Stored data
## begin

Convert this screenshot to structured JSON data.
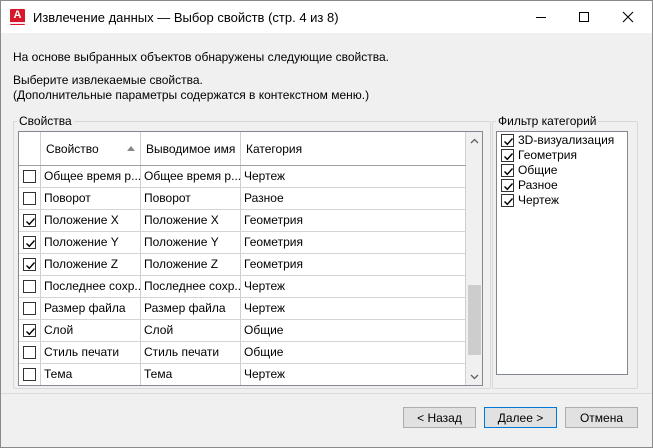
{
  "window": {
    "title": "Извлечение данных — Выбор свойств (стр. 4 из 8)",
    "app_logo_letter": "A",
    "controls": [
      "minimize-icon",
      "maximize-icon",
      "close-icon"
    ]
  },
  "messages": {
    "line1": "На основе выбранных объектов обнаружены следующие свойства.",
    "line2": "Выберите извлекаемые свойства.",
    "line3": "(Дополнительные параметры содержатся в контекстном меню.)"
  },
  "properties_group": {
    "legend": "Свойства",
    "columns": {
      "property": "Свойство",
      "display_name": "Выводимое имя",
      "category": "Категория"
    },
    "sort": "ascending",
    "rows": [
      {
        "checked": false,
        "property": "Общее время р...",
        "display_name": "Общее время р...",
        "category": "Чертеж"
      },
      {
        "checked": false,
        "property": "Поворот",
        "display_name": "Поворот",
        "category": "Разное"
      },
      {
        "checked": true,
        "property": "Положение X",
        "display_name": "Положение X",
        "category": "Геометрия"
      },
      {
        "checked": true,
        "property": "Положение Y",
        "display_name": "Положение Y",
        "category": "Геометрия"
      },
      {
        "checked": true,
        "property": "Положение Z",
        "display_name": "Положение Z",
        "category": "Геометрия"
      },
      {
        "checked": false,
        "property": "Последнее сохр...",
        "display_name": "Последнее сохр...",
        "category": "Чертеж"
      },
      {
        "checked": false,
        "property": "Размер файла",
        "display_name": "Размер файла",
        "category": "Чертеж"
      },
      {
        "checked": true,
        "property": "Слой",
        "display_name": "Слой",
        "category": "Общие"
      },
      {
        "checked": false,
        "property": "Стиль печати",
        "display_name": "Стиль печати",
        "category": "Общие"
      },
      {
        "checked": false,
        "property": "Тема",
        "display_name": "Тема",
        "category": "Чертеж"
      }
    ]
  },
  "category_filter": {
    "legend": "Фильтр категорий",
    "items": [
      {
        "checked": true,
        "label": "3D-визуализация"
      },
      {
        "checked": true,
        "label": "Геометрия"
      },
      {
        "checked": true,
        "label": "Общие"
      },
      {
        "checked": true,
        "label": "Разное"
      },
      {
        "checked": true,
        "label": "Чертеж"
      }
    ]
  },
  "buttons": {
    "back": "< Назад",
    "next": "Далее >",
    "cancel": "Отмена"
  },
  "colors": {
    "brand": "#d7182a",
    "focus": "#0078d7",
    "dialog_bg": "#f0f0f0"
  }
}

## end
## begin

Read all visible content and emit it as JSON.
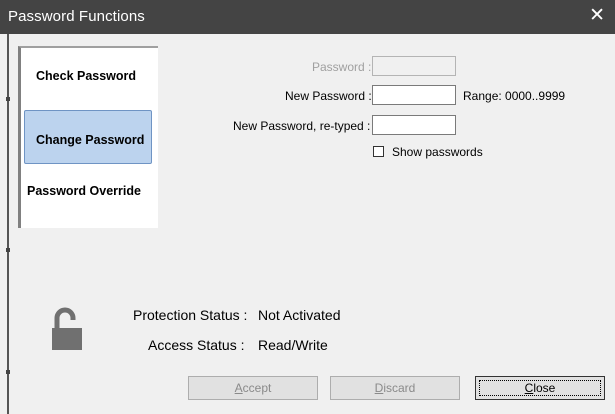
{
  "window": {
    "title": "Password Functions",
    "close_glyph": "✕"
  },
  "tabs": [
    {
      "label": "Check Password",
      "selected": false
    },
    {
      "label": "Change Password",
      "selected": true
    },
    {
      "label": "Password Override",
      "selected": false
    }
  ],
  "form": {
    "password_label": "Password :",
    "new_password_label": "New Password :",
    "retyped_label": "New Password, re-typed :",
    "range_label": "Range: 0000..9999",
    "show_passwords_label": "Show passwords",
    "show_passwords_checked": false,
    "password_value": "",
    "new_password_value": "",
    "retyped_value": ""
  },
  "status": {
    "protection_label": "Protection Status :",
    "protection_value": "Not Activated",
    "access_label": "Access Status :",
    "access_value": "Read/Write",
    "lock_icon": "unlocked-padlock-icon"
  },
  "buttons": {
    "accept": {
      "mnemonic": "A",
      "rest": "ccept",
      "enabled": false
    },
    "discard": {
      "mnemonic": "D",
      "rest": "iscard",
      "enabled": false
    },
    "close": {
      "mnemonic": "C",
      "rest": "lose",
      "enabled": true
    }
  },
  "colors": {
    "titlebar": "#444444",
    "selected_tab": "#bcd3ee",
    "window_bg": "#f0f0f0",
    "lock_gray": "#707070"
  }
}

## end
## begin

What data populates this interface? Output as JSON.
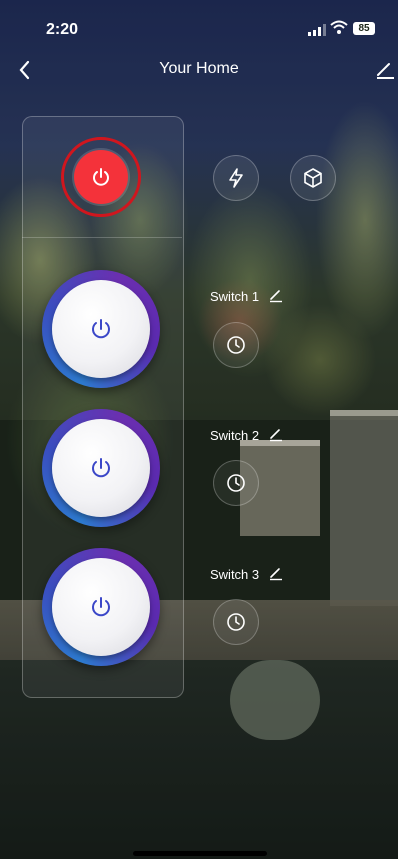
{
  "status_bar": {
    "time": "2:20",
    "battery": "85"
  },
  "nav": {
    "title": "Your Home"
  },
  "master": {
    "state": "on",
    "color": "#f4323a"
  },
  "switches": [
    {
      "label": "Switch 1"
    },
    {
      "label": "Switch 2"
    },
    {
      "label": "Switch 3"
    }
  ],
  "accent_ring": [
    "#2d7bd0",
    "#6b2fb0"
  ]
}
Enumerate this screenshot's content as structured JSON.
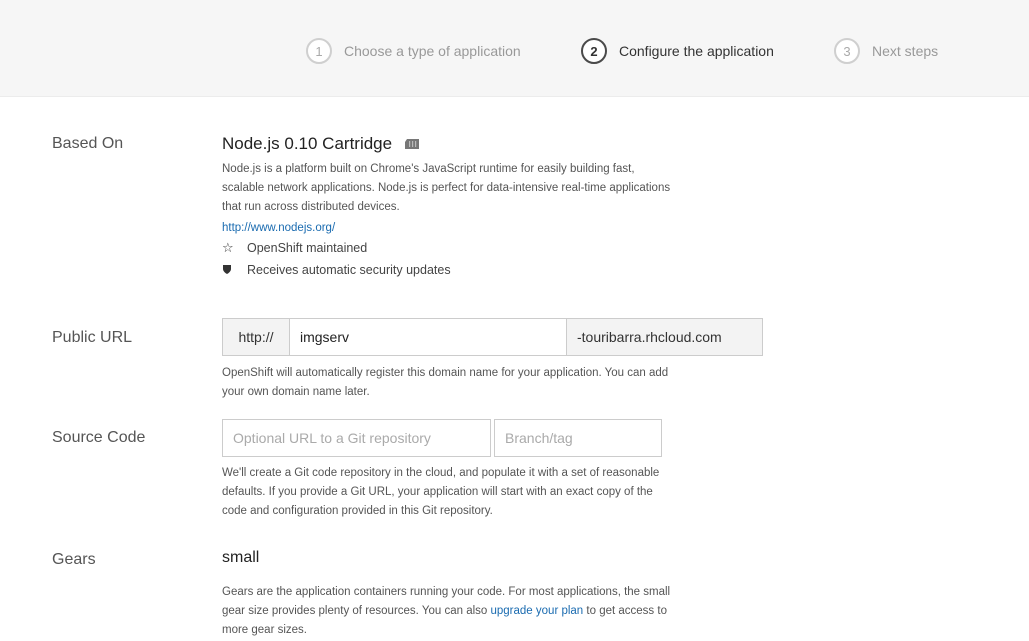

## end

**WHAT THIS TASK INVOLVES**
Go back to the listing above and reproduce, exactly, the stretch from the line bearing "What data populates" through the line bearing "Enumerate this screenshot's", without its pictures.

**EXERCISE ANSWER**
What data populates this interface? Output as JSON.
{
  "status_bar": {
    "time": "2:20",
    "battery": "85"
  },
  "nav": {
    "title": "Your Home"
  },
  "master": {
    "state": "on",
    "color": "#f4323a"
  },
  "switches": [
    {
      "label": "Switch 1"
    },
    {
      "label": "Switch 2"
    },
    {
      "label": "Switch 3"
    }
  ],
  "accent_ring": [
    "#2d7bd0",
    "#6b2fb0"
  ]
}
Enumerate this screenshot's content as structured JSON.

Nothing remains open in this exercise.